* START Records for this task *

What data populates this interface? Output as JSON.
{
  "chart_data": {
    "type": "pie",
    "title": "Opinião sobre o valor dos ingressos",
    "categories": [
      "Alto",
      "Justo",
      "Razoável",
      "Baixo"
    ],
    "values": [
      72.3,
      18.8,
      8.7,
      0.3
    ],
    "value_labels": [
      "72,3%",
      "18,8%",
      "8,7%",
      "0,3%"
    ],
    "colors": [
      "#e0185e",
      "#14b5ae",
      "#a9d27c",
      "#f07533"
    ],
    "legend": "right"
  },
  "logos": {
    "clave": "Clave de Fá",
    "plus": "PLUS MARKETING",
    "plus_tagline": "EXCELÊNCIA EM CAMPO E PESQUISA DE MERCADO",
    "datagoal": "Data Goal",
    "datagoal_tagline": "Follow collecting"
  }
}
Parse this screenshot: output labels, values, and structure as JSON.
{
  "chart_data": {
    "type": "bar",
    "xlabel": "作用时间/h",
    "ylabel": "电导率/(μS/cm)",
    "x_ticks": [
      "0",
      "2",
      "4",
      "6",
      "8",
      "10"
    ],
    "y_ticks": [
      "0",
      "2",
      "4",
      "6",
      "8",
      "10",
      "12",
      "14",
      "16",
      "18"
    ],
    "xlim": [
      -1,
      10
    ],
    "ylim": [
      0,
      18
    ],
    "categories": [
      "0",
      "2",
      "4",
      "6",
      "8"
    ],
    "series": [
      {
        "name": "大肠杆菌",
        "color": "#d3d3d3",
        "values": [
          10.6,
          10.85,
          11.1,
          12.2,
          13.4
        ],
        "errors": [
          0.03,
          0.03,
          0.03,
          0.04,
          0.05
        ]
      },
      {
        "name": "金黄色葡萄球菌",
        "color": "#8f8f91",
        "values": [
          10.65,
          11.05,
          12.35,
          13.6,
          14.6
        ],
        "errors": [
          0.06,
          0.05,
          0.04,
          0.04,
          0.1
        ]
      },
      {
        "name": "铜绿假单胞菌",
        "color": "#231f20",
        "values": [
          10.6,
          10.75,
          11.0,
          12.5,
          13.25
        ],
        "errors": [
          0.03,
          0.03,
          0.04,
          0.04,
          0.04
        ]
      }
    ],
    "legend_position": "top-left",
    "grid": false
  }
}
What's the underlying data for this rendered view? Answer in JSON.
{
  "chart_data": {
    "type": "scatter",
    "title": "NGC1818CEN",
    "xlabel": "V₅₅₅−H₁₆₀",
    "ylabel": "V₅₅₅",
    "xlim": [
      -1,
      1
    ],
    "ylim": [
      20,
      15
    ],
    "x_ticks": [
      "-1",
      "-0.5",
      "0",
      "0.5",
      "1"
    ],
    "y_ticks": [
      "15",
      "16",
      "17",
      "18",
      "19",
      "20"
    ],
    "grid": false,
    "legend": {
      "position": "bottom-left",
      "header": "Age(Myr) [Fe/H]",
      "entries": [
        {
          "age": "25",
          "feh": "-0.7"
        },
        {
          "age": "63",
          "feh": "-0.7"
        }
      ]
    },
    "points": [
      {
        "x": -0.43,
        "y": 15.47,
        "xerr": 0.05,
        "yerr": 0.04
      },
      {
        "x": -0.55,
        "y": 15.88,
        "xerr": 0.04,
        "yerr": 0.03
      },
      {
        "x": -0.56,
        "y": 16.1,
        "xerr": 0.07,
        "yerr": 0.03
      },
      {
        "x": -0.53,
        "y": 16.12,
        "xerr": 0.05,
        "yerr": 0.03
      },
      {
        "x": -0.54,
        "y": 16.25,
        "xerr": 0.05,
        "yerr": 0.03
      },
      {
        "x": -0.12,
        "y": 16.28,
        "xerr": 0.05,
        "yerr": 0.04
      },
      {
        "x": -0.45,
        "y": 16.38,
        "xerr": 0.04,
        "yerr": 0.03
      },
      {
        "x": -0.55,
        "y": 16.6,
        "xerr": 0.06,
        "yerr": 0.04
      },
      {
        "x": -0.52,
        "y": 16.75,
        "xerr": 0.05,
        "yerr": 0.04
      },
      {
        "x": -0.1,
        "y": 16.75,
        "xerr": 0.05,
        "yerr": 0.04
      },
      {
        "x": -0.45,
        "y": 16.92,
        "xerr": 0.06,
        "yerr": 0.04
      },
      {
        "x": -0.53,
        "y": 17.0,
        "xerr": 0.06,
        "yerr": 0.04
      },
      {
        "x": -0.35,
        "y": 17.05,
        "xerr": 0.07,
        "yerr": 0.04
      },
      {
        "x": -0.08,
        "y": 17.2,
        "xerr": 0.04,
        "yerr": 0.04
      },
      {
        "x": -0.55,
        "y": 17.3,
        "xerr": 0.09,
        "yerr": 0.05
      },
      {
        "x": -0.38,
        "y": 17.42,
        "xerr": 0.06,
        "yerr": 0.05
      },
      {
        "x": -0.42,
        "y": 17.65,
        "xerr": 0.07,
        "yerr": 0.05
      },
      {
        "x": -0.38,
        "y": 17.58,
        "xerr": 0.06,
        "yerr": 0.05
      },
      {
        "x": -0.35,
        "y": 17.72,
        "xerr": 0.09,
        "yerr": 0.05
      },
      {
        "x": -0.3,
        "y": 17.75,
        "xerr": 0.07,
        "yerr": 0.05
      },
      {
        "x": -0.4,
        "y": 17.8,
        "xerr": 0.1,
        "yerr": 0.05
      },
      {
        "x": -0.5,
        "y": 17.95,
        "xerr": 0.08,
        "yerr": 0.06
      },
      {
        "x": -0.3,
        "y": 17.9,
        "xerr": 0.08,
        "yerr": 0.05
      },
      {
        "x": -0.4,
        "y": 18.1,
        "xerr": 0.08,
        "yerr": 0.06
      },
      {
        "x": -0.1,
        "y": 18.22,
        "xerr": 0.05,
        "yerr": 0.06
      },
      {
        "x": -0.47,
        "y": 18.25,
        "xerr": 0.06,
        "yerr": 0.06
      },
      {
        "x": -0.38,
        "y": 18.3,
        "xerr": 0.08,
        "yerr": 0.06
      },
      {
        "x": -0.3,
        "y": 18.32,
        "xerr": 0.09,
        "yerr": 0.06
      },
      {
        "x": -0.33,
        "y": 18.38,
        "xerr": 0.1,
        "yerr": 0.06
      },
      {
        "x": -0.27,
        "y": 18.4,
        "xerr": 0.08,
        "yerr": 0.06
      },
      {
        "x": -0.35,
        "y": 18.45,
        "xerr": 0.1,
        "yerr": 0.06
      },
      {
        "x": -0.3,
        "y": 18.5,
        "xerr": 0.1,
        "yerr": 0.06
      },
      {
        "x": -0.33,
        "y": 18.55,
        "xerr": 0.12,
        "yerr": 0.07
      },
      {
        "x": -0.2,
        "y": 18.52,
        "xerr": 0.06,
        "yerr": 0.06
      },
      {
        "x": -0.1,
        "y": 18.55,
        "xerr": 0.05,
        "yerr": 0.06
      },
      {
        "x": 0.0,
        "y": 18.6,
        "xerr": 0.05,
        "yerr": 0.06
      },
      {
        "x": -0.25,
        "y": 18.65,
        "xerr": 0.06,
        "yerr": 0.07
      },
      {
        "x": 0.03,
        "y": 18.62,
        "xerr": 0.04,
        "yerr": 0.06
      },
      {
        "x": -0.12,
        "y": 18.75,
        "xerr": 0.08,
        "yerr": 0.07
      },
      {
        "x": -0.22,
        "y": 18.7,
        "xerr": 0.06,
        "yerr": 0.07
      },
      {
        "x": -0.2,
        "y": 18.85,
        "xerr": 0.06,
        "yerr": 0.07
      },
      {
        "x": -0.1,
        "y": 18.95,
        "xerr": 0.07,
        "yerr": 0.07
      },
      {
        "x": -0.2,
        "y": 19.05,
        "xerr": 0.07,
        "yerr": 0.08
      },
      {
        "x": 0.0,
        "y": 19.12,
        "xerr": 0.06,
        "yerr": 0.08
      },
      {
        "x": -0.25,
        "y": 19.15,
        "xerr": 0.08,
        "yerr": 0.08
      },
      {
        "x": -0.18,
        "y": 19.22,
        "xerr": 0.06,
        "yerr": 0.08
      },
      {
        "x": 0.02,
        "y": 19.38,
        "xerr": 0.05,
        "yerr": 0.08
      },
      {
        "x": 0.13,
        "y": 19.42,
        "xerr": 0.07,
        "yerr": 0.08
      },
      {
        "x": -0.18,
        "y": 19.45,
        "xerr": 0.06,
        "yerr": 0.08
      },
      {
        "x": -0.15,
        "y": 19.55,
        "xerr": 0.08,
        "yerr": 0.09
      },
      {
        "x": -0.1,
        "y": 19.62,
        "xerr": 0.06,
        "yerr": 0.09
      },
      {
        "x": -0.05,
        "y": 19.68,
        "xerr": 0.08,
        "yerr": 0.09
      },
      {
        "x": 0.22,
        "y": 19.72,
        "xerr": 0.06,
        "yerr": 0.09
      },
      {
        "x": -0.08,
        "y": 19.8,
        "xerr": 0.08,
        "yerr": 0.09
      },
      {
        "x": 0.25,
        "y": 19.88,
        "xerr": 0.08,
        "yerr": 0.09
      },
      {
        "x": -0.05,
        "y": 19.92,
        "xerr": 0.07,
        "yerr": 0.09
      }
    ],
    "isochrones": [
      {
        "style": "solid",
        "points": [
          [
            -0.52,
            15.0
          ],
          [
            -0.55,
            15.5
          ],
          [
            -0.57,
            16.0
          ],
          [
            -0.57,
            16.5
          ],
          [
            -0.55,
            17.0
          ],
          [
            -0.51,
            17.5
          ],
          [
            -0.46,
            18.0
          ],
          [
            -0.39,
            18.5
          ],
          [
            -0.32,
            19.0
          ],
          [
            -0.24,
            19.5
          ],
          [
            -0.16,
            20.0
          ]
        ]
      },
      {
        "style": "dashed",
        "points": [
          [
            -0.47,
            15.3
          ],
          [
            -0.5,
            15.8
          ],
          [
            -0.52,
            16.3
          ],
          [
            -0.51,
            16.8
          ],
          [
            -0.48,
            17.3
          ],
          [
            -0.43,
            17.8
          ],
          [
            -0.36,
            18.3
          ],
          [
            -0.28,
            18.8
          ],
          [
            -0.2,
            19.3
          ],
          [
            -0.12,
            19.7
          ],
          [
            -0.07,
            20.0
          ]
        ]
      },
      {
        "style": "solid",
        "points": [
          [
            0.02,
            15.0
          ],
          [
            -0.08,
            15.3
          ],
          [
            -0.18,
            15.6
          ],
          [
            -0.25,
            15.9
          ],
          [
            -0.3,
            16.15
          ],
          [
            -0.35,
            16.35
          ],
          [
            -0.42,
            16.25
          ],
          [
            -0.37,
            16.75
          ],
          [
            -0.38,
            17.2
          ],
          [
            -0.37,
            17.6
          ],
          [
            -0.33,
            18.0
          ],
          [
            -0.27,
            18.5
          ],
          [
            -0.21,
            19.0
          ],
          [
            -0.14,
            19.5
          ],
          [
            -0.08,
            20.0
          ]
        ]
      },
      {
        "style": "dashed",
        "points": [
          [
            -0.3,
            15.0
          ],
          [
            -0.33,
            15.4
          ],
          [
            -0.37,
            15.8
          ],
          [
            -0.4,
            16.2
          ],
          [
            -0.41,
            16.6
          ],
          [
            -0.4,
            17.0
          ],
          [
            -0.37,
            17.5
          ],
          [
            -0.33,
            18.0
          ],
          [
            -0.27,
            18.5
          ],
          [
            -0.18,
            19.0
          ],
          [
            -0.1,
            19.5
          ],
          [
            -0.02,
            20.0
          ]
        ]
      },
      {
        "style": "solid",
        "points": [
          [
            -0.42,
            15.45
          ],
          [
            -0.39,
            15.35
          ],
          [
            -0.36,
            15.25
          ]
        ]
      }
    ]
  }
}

* END Records for this task *

_Written task:_
Report only the number of lines in the records that include the word "JSON".

_Answer to this exercise:_
3